• Your instructions:
Using the records provided below, locate and copy each line that contains the word "JSON".
※ ※ ※
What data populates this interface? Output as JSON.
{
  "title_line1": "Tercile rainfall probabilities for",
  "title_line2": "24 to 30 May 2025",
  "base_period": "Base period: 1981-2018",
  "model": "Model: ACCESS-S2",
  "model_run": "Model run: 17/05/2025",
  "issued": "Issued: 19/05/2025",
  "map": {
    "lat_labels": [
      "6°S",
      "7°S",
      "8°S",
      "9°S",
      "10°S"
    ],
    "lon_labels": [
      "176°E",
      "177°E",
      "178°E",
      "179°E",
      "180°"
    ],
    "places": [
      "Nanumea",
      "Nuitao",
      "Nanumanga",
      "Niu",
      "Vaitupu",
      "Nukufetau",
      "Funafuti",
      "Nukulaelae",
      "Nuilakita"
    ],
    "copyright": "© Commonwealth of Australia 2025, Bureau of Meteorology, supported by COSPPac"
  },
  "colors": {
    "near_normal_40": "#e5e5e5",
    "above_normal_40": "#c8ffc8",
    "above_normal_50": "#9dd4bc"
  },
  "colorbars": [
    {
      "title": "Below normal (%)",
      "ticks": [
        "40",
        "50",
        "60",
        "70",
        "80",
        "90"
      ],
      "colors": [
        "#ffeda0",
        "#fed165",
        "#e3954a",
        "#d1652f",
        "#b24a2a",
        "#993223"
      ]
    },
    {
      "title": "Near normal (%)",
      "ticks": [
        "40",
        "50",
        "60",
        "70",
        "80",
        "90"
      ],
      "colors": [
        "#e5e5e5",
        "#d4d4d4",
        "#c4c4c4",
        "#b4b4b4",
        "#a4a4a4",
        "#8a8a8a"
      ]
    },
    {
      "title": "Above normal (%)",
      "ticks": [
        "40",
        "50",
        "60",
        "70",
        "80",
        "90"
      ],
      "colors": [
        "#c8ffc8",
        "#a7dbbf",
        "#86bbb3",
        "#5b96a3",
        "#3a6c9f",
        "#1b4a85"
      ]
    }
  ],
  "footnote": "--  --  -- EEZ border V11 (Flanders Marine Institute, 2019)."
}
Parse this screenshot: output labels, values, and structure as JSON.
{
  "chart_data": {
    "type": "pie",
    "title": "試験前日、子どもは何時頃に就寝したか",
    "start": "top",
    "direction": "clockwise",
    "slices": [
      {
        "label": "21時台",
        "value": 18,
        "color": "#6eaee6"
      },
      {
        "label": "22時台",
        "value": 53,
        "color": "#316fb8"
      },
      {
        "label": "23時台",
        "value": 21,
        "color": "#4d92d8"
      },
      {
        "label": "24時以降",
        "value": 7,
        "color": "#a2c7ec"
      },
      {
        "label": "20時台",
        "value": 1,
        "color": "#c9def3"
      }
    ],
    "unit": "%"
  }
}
※ ※ ※
• Answer to the exercise:
What data populates this interface? Output as JSON.
Parse this screenshot: output labels, values, and structure as JSON.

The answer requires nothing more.